» **Your goal**:
Swap "Fokker D.VII" for "Fokker D.7" everywhere it occurs in the rows below, keeping all other text the same and leaving out the pictures.

» **Given data**:
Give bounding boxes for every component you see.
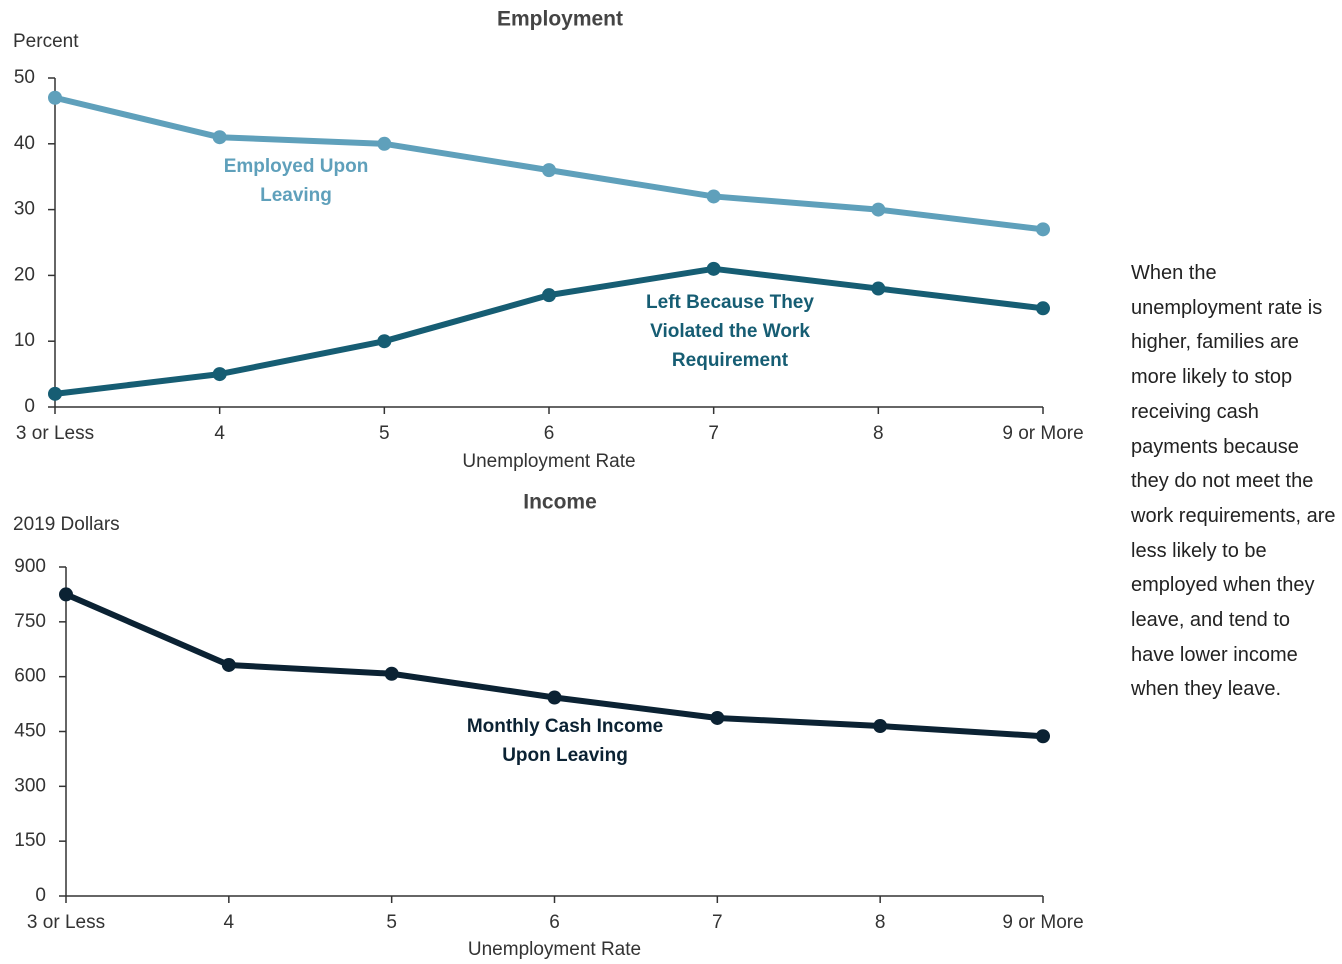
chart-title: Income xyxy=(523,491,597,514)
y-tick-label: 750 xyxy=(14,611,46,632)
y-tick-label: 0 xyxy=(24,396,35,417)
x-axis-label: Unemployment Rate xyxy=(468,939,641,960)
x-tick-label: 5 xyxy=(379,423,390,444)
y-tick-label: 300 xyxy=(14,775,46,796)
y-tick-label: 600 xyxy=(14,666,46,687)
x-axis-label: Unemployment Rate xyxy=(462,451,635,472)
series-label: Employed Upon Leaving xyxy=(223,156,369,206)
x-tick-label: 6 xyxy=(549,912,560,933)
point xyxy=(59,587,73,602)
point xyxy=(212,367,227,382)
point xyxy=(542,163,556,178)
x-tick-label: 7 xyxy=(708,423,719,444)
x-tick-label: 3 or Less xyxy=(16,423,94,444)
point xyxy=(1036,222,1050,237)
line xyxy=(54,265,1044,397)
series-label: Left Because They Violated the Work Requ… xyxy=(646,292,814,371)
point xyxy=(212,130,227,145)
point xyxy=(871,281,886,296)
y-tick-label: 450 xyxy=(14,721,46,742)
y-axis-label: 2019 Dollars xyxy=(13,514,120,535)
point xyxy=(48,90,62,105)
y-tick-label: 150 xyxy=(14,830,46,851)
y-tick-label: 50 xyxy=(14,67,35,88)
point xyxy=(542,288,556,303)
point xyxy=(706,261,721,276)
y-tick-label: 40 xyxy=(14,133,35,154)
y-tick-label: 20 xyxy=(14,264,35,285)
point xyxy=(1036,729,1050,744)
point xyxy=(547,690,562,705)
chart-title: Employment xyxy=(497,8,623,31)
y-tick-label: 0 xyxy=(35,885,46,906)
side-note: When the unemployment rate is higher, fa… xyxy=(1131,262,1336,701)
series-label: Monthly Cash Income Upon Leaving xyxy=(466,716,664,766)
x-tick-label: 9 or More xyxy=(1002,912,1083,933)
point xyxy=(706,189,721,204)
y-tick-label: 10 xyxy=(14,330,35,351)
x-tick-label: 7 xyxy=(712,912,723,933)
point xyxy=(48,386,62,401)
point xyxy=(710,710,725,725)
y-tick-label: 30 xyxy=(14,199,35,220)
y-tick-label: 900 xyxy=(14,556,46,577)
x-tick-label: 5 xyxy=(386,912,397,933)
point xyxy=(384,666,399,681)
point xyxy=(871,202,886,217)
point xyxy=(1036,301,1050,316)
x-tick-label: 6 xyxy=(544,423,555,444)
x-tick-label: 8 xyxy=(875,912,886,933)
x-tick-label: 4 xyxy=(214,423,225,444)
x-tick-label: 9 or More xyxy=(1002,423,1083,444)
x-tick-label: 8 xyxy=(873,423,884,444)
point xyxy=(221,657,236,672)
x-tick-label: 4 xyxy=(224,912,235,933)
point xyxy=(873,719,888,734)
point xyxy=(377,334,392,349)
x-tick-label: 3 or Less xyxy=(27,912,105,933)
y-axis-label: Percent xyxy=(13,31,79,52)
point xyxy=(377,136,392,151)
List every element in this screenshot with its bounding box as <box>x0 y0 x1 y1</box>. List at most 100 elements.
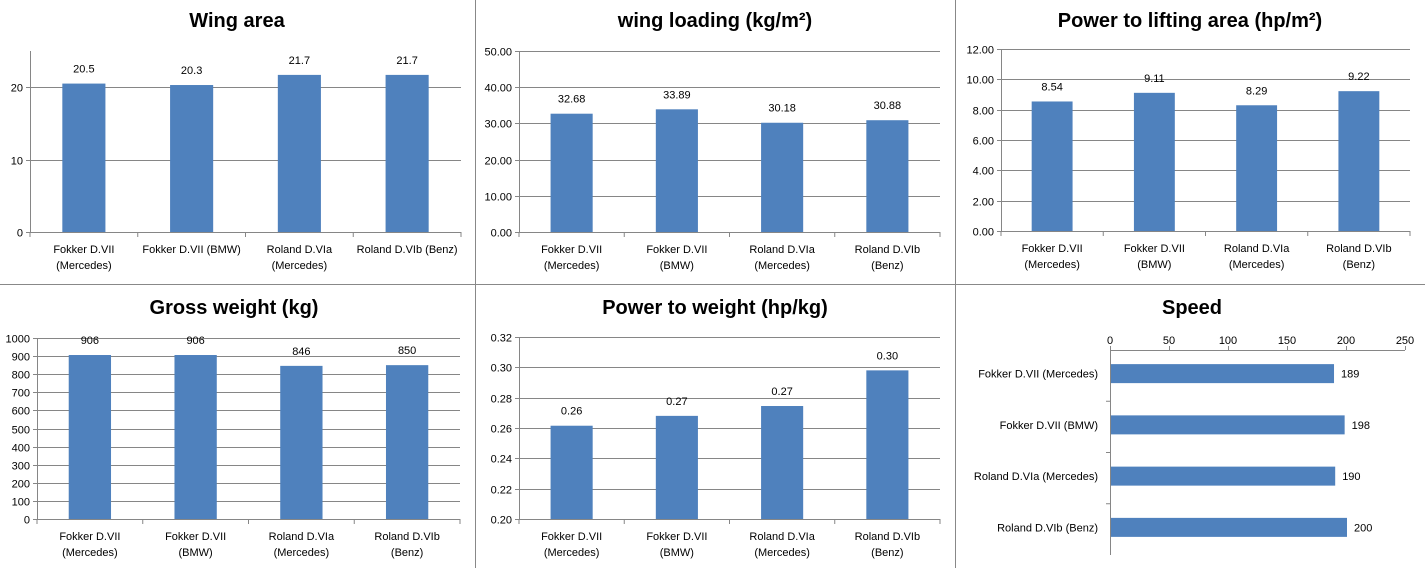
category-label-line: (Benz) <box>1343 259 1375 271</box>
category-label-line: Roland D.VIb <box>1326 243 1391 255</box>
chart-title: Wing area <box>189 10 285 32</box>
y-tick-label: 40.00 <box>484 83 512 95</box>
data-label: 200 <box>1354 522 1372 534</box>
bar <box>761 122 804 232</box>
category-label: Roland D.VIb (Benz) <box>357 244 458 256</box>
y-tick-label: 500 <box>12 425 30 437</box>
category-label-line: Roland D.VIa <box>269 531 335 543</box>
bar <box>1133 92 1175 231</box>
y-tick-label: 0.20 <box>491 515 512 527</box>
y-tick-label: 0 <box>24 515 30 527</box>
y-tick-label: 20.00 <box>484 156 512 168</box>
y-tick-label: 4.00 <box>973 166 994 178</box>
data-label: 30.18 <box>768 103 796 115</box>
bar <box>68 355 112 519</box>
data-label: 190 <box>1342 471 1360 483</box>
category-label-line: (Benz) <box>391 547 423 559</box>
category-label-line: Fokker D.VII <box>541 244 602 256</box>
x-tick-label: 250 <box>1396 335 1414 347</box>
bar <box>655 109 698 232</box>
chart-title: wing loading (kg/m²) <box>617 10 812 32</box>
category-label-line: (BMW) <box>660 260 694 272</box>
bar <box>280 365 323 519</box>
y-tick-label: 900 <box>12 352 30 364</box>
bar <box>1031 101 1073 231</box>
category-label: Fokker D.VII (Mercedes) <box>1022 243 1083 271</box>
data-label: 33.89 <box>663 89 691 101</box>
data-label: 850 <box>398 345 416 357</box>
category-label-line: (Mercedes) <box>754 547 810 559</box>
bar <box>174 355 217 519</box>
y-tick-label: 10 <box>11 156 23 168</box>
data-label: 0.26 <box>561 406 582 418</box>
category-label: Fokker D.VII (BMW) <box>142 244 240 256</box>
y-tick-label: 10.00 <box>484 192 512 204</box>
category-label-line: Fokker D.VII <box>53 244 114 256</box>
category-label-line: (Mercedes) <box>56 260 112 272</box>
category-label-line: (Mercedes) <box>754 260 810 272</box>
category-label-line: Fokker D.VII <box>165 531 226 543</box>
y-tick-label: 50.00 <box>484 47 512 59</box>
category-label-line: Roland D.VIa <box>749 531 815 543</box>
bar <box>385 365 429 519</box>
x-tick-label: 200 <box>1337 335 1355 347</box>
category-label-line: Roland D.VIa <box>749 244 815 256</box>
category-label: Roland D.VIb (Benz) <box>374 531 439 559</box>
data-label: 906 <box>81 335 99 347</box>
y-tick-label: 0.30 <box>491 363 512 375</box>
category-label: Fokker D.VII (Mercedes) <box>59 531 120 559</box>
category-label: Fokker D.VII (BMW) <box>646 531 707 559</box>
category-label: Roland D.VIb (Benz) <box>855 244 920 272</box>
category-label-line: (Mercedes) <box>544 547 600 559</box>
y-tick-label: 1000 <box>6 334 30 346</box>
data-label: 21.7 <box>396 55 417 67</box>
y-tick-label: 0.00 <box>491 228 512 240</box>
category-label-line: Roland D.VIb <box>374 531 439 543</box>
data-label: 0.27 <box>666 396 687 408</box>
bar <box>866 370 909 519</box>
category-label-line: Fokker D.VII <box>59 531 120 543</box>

» **Right answer**:
Give bounding boxes for every component you see.
chart-title: Income xyxy=(523,491,597,514)
y-tick-label: 750 xyxy=(14,611,46,632)
y-tick-label: 0 xyxy=(24,396,35,417)
x-axis-label: Unemployment Rate xyxy=(468,939,641,960)
x-tick-label: 5 xyxy=(379,423,390,444)
y-tick-label: 300 xyxy=(14,775,46,796)
y-tick-label: 600 xyxy=(14,666,46,687)
x-axis-label: Unemployment Rate xyxy=(462,451,635,472)
series-label: Employed Upon Leaving xyxy=(223,156,369,206)
x-tick-label: 6 xyxy=(549,912,560,933)
point xyxy=(59,587,73,602)
point xyxy=(212,367,227,382)
point xyxy=(542,163,556,178)
x-tick-label: 7 xyxy=(708,423,719,444)
x-tick-label: 3 or Less xyxy=(16,423,94,444)
point xyxy=(1036,222,1050,237)
line xyxy=(54,265,1044,397)
series-label: Left Because They Violated the Work Requ… xyxy=(646,292,814,371)
point xyxy=(212,130,227,145)
point xyxy=(871,281,886,296)
y-tick-label: 450 xyxy=(14,721,46,742)
y-axis-label: 2019 Dollars xyxy=(13,514,120,535)
point xyxy=(48,90,62,105)
y-tick-label: 150 xyxy=(14,830,46,851)
y-tick-label: 50 xyxy=(14,67,35,88)
point xyxy=(542,288,556,303)
point xyxy=(706,261,721,276)
y-tick-label: 40 xyxy=(14,133,35,154)
y-tick-label: 20 xyxy=(14,264,35,285)
point xyxy=(1036,729,1050,744)
point xyxy=(547,690,562,705)
chart-title: Employment xyxy=(497,8,623,31)
y-tick-label: 0 xyxy=(35,885,46,906)
side-note: When the unemployment rate is higher, fa… xyxy=(1131,262,1336,701)
series-label: Monthly Cash Income Upon Leaving xyxy=(466,716,664,766)
x-tick-label: 9 or More xyxy=(1002,912,1083,933)
point xyxy=(706,189,721,204)
y-tick-label: 10 xyxy=(14,330,35,351)
x-tick-label: 7 xyxy=(712,912,723,933)
point xyxy=(48,386,62,401)
point xyxy=(710,710,725,725)
y-tick-label: 30 xyxy=(14,199,35,220)
y-tick-label: 900 xyxy=(14,556,46,577)
x-tick-label: 5 xyxy=(386,912,397,933)
point xyxy=(384,666,399,681)
point xyxy=(871,202,886,217)
point xyxy=(1036,301,1050,316)
x-tick-label: 6 xyxy=(544,423,555,444)
x-tick-label: 8 xyxy=(875,912,886,933)
x-tick-label: 4 xyxy=(214,423,225,444)
x-tick-label: 9 or More xyxy=(1002,423,1083,444)
x-tick-label: 8 xyxy=(873,423,884,444)
point xyxy=(221,657,236,672)
x-tick-label: 4 xyxy=(224,912,235,933)
point xyxy=(873,719,888,734)
point xyxy=(377,334,392,349)
x-tick-label: 3 or Less xyxy=(27,912,105,933)
y-axis-label: Percent xyxy=(13,31,79,52)
point xyxy=(377,136,392,151)
List every element in this screenshot with its bounding box as <box>x0 y0 x1 y1</box>. List at most 100 elements.
category-label-line: (Benz) <box>1343 259 1375 271</box>
category-label-line: Roland D.VIb <box>1326 243 1391 255</box>
chart-title: Wing area <box>189 10 285 32</box>
y-tick-label: 40.00 <box>484 83 512 95</box>
data-label: 200 <box>1354 522 1372 534</box>
bar <box>761 122 804 232</box>
category-label: Roland D.VIb (Benz) <box>357 244 458 256</box>
y-tick-label: 500 <box>12 425 30 437</box>
category-label-line: Roland D.VIa <box>269 531 335 543</box>
bar <box>1133 92 1175 231</box>
y-tick-label: 0.20 <box>491 515 512 527</box>
y-tick-label: 0 <box>24 515 30 527</box>
y-tick-label: 20.00 <box>484 156 512 168</box>
y-tick-label: 4.00 <box>973 166 994 178</box>
data-label: 30.18 <box>768 103 796 115</box>
bar <box>68 355 112 519</box>
data-label: 190 <box>1342 471 1360 483</box>
category-label-line: (Benz) <box>391 547 423 559</box>
category-label-line: Fokker D.7 <box>541 244 602 256</box>
x-tick-label: 250 <box>1396 335 1414 347</box>
bar <box>655 109 698 232</box>
chart-title: wing loading (kg/m²) <box>617 10 812 32</box>
category-label-line: (BMW) <box>660 260 694 272</box>
bar <box>280 365 323 519</box>
y-tick-label: 900 <box>12 352 30 364</box>
bar <box>1031 101 1073 231</box>
category-label: Fokker D.7 (Mercedes) <box>1022 243 1083 271</box>
data-label: 33.89 <box>663 89 691 101</box>
data-label: 850 <box>398 345 416 357</box>
category-label-line: (Mercedes) <box>754 547 810 559</box>
bar <box>174 355 217 519</box>
y-tick-label: 10 <box>11 156 23 168</box>
data-label: 0.26 <box>561 406 582 418</box>
category-label: Fokker D.7 (BMW) <box>142 244 240 256</box>
y-tick-label: 10.00 <box>484 192 512 204</box>
category-label-line: Fokker D.7 <box>53 244 114 256</box>
category-label-line: (Mercedes) <box>56 260 112 272</box>
category-label-line: (Mercedes) <box>754 260 810 272</box>
category-label-line: Fokker D.7 <box>165 531 226 543</box>
y-tick-label: 50.00 <box>484 47 512 59</box>
category-label-line: Roland D.VIa <box>749 531 815 543</box>
bar <box>385 365 429 519</box>
x-tick-label: 200 <box>1337 335 1355 347</box>
category-label-line: Roland D.VIa <box>749 244 815 256</box>
category-label: Roland D.VIb (Benz) <box>374 531 439 559</box>
data-label: 906 <box>81 335 99 347</box>
y-tick-label: 0.30 <box>491 363 512 375</box>
category-label: Fokker D.7 (Mercedes) <box>59 531 120 559</box>
category-label: Fokker D.7 (BMW) <box>646 531 707 559</box>
category-label: Roland D.VIb (Benz) <box>855 244 920 272</box>
category-label-line: (Mercedes) <box>544 547 600 559</box>
y-tick-label: 1000 <box>6 334 30 346</box>
data-label: 21.7 <box>396 55 417 67</box>
y-tick-label: 0.00 <box>491 228 512 240</box>
category-label-line: Roland D.VIb <box>374 531 439 543</box>
data-label: 0.27 <box>666 396 687 408</box>
bar <box>866 370 909 519</box>
category-label-line: Fokker D.7 <box>59 531 120 543</box>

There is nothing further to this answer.